Problem description: The response should consist of the records that follow, repeated exactly.

Records from a data source:
[Start of Attachment]
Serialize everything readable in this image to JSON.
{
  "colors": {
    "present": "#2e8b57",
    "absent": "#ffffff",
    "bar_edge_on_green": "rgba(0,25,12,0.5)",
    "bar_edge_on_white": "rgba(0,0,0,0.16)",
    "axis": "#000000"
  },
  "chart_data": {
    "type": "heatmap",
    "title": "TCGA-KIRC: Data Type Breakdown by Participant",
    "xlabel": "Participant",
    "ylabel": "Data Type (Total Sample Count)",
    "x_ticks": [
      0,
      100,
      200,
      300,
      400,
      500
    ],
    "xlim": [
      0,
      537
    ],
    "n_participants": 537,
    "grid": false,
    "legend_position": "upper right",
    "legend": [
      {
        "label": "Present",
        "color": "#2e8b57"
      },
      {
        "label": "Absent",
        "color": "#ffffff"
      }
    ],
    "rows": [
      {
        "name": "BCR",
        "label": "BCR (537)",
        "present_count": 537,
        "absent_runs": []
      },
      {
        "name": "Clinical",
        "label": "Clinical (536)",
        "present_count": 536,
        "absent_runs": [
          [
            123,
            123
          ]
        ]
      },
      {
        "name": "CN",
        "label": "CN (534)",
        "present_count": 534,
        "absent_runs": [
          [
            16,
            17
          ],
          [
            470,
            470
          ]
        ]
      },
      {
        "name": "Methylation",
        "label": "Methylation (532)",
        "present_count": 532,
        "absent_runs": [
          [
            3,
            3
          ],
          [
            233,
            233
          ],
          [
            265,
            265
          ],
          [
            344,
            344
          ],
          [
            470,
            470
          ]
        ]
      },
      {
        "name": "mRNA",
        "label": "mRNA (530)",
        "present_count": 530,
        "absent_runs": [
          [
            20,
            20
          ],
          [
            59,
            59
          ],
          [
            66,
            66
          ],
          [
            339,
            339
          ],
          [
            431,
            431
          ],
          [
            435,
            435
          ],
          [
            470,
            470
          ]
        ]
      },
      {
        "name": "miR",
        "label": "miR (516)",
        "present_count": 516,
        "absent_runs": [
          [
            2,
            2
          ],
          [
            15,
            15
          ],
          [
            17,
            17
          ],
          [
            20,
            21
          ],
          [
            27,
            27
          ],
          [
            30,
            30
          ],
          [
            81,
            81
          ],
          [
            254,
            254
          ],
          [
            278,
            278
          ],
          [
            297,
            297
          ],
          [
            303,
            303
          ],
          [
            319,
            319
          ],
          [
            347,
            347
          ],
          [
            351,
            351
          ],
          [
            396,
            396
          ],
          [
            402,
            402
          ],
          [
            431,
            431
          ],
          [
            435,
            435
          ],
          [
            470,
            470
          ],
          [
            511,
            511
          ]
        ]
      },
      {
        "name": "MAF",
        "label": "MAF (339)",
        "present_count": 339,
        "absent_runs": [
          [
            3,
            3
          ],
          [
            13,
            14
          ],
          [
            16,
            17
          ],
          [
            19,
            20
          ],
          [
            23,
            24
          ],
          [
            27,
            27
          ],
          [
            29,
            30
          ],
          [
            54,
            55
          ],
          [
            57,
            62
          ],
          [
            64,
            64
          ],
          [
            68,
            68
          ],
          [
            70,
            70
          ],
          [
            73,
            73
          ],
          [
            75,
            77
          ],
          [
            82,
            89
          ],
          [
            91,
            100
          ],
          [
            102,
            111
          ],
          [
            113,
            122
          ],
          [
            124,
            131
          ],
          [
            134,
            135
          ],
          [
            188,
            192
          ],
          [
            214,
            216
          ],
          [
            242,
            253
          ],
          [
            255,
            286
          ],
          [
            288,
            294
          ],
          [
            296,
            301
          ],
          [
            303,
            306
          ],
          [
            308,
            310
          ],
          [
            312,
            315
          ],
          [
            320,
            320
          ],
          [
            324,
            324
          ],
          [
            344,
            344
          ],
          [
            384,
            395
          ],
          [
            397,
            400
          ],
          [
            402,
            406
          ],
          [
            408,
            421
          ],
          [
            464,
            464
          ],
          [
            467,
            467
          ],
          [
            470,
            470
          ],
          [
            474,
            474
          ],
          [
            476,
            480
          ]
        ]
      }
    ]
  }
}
[End of Attachment]
Solution:
Serialize everything readable in this image to JSON.
{
  "colors": {
    "present": "#2e8b57",
    "absent": "#ffffff",
    "bar_edge_on_green": "rgba(0,25,12,0.5)",
    "bar_edge_on_white": "rgba(0,0,0,0.16)",
    "axis": "#000000"
  },
  "chart_data": {
    "type": "heatmap",
    "title": "TCGA-KIRC: Data Type Breakdown by Participant",
    "xlabel": "Participant",
    "ylabel": "Data Type (Total Sample Count)",
    "x_ticks": [
      0,
      100,
      200,
      300,
      400,
      500
    ],
    "xlim": [
      0,
      537
    ],
    "n_participants": 537,
    "grid": false,
    "legend_position": "upper right",
    "legend": [
      {
        "label": "Present",
        "color": "#2e8b57"
      },
      {
        "label": "Absent",
        "color": "#ffffff"
      }
    ],
    "rows": [
      {
        "name": "BCR",
        "label": "BCR (537)",
        "present_count": 537,
        "absent_runs": []
      },
      {
        "name": "Clinical",
        "label": "Clinical (536)",
        "present_count": 536,
        "absent_runs": [
          [
            123,
            123
          ]
        ]
      },
      {
        "name": "CN",
        "label": "CN (534)",
        "present_count": 534,
        "absent_runs": [
          [
            16,
            17
          ],
          [
            470,
            470
          ]
        ]
      },
      {
        "name": "Methylation",
        "label": "Methylation (532)",
        "present_count": 532,
        "absent_runs": [
          [
            3,
            3
          ],
          [
            233,
            233
          ],
          [
            265,
            265
          ],
          [
            344,
            344
          ],
          [
            470,
            470
          ]
        ]
      },
      {
        "name": "mRNA",
        "label": "mRNA (530)",
        "present_count": 530,
        "absent_runs": [
          [
            20,
            20
          ],
          [
            59,
            59
          ],
          [
            66,
            66
          ],
          [
            339,
            339
          ],
          [
            431,
            431
          ],
          [
            435,
            435
          ],
          [
            470,
            470
          ]
        ]
      },
      {
        "name": "miR",
        "label": "miR (516)",
        "present_count": 516,
        "absent_runs": [
          [
            2,
            2
          ],
          [
            15,
            15
          ],
          [
            17,
            17
          ],
          [
            20,
            21
          ],
          [
            27,
            27
          ],
          [
            30,
            30
          ],
          [
            81,
            81
          ],
          [
            254,
            254
          ],
          [
            278,
            278
          ],
          [
            297,
            297
          ],
          [
            303,
            303
          ],
          [
            319,
            319
          ],
          [
            347,
            347
          ],
          [
            351,
            351
          ],
          [
            396,
            396
          ],
          [
            402,
            402
          ],
          [
            431,
            431
          ],
          [
            435,
            435
          ],
          [
            470,
            470
          ],
          [
            511,
            511
          ]
        ]
      },
      {
        "name": "MAF",
        "label": "MAF (339)",
        "present_count": 339,
        "absent_runs": [
          [
            3,
            3
          ],
          [
            13,
            14
          ],
          [
            16,
            17
          ],
          [
            19,
            20
          ],
          [
            23,
            24
          ],
          [
            27,
            27
          ],
          [
            29,
            30
          ],
          [
            54,
            55
          ],
          [
            57,
            62
          ],
          [
            64,
            64
          ],
          [
            68,
            68
          ],
          [
            70,
            70
          ],
          [
            73,
            73
          ],
          [
            75,
            77
          ],
          [
            82,
            89
          ],
          [
            91,
            100
          ],
          [
            102,
            111
          ],
          [
            113,
            122
          ],
          [
            124,
            131
          ],
          [
            134,
            135
          ],
          [
            188,
            192
          ],
          [
            214,
            216
          ],
          [
            242,
            253
          ],
          [
            255,
            286
          ],
          [
            288,
            294
          ],
          [
            296,
            301
          ],
          [
            303,
            306
          ],
          [
            308,
            310
          ],
          [
            312,
            315
          ],
          [
            320,
            320
          ],
          [
            324,
            324
          ],
          [
            344,
            344
          ],
          [
            384,
            395
          ],
          [
            397,
            400
          ],
          [
            402,
            406
          ],
          [
            408,
            421
          ],
          [
            464,
            464
          ],
          [
            467,
            467
          ],
          [
            470,
            470
          ],
          [
            474,
            474
          ],
          [
            476,
            480
          ]
        ]
      }
    ]
  }
}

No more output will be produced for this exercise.